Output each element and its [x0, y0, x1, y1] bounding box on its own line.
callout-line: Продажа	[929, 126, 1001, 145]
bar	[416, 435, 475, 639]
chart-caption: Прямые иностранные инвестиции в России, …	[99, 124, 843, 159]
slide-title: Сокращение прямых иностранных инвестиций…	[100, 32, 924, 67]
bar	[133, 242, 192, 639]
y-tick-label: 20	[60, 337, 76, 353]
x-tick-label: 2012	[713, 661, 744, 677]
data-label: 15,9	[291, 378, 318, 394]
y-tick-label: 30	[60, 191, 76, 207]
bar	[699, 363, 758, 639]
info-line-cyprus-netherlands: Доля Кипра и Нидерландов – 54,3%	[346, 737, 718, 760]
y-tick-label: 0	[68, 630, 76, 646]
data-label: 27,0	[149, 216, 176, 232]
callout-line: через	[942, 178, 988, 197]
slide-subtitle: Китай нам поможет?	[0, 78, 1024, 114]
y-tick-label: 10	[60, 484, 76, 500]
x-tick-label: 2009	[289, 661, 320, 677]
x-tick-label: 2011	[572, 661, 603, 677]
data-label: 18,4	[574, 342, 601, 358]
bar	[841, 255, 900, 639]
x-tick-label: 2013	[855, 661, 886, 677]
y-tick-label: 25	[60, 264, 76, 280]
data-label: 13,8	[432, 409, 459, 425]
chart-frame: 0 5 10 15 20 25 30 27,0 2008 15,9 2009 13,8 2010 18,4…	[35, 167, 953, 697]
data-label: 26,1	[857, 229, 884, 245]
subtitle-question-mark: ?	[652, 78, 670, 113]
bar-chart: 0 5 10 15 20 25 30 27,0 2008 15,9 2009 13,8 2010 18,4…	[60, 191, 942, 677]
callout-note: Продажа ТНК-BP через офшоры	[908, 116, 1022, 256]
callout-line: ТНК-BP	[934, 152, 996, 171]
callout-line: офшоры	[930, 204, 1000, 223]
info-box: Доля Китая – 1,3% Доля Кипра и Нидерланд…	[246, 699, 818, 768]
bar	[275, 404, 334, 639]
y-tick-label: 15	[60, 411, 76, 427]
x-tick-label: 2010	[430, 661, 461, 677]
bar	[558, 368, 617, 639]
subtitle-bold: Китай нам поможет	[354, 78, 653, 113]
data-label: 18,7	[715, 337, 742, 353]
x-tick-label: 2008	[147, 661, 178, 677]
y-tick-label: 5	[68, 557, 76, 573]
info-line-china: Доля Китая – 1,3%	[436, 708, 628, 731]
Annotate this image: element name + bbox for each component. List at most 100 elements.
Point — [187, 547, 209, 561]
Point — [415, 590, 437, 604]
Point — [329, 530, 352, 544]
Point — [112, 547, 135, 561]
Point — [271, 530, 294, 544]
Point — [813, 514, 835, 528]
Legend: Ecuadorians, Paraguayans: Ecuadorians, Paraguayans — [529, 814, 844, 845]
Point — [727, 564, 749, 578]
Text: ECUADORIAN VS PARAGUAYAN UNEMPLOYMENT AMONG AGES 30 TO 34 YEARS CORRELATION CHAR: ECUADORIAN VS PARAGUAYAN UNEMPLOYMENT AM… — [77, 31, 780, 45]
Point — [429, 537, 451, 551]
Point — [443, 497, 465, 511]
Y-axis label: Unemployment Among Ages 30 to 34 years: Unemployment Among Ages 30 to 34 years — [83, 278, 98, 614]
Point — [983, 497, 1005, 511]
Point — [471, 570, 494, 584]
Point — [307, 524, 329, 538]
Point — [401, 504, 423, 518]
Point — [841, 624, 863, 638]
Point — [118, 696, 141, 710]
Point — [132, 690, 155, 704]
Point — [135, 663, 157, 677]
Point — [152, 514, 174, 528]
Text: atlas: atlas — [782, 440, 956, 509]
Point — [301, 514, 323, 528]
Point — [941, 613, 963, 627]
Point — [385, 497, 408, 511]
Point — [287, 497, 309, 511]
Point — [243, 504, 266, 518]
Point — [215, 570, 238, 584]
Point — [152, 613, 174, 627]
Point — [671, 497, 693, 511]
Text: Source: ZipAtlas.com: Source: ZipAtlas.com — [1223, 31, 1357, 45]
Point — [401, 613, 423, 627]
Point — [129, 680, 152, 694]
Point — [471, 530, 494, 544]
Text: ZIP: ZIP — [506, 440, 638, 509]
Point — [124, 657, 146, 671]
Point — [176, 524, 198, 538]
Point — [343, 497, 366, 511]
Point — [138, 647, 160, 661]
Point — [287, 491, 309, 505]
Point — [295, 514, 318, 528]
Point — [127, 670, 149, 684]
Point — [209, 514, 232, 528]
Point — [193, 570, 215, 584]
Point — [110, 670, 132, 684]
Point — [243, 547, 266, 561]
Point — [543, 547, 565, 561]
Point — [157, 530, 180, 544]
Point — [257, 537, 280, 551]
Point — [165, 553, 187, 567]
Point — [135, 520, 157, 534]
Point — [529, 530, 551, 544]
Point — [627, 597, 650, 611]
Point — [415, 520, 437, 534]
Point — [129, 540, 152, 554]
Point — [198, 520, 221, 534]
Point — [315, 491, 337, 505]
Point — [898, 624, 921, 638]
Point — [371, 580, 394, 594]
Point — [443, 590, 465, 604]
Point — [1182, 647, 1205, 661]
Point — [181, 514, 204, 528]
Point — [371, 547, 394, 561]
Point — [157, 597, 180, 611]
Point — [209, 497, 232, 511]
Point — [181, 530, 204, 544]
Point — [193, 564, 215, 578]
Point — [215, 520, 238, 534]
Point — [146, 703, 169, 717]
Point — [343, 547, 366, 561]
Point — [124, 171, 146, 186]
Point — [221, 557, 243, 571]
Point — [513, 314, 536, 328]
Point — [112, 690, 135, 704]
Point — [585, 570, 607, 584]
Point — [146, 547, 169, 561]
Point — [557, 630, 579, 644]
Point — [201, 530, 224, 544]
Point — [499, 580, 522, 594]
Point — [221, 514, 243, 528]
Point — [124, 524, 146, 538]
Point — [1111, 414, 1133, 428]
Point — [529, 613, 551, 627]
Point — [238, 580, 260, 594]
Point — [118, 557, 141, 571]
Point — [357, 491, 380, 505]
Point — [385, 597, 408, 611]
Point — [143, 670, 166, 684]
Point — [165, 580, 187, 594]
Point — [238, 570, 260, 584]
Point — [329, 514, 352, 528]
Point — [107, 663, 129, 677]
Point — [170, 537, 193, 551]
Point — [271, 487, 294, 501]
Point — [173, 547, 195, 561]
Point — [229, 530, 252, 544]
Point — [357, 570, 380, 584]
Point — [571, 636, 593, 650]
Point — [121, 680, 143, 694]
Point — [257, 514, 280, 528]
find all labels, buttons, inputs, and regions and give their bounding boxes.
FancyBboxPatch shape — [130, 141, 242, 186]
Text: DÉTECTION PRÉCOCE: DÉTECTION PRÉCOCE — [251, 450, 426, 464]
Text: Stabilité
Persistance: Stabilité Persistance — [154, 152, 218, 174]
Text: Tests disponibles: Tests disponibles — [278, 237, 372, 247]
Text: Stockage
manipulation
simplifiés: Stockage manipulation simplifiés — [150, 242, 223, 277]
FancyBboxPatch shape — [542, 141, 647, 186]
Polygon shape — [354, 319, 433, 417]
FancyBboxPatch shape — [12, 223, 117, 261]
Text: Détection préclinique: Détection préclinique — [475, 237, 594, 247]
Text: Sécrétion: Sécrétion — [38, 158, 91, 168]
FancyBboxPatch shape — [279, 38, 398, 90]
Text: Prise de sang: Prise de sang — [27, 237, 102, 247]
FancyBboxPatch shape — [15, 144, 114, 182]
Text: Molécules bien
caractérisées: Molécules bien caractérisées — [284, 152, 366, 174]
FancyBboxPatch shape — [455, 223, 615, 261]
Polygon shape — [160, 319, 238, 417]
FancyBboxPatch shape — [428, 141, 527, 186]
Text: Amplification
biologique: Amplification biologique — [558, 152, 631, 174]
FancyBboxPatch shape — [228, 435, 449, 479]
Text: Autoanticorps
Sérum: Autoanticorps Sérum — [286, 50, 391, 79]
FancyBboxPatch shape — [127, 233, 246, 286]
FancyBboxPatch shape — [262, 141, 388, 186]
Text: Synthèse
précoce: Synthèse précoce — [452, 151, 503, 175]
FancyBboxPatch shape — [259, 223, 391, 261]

▶ _SET EXERCISE_: Reproduce, line for line and without alteration, the part of the listing above that opens with its first line and closes with the line containing "404, 334, 639]". Include both of those lines.

▶ _THE SOLUTION_:
Output each element and its [x0, y0, x1, y1] bounding box on its own line.
callout-line: Продажа	[929, 126, 1001, 145]
bar	[416, 435, 475, 639]
chart-caption: Прямые иностранные инвестиции в России, …	[99, 124, 843, 159]
slide-title: Сокращение прямых иностранных инвестиций…	[100, 32, 924, 67]
bar	[133, 242, 192, 639]
y-tick-label: 20	[60, 337, 76, 353]
x-tick-label: 2012	[713, 661, 744, 677]
data-label: 15,9	[291, 378, 318, 394]
y-tick-label: 30	[60, 191, 76, 207]
bar	[699, 363, 758, 639]
info-line-cyprus-netherlands: Доля Кипра и Нидерландов – 54,3%	[346, 737, 718, 760]
y-tick-label: 0	[68, 630, 76, 646]
data-label: 27,0	[149, 216, 176, 232]
callout-line: через	[942, 178, 988, 197]
slide-subtitle: Китай нам поможет?	[0, 78, 1024, 114]
y-tick-label: 10	[60, 484, 76, 500]
x-tick-label: 2009	[289, 661, 320, 677]
x-tick-label: 2011	[572, 661, 603, 677]
data-label: 18,4	[574, 342, 601, 358]
bar	[841, 255, 900, 639]
x-tick-label: 2013	[855, 661, 886, 677]
y-tick-label: 25	[60, 264, 76, 280]
data-label: 13,8	[432, 409, 459, 425]
chart-frame: 0 5 10 15 20 25 30 27,0 2008 15,9 2009 13,8 2010 18,4…	[35, 167, 953, 697]
data-label: 26,1	[857, 229, 884, 245]
subtitle-question-mark: ?	[652, 78, 670, 113]
bar-chart: 0 5 10 15 20 25 30 27,0 2008 15,9 2009 13,8 2010 18,4…	[60, 191, 942, 677]
callout-note: Продажа ТНК-BP через офшоры	[908, 116, 1022, 256]
callout-line: ТНК-BP	[934, 152, 996, 171]
callout-line: офшоры	[930, 204, 1000, 223]
info-box: Доля Китая – 1,3% Доля Кипра и Нидерланд…	[246, 699, 818, 768]
bar	[275, 404, 334, 639]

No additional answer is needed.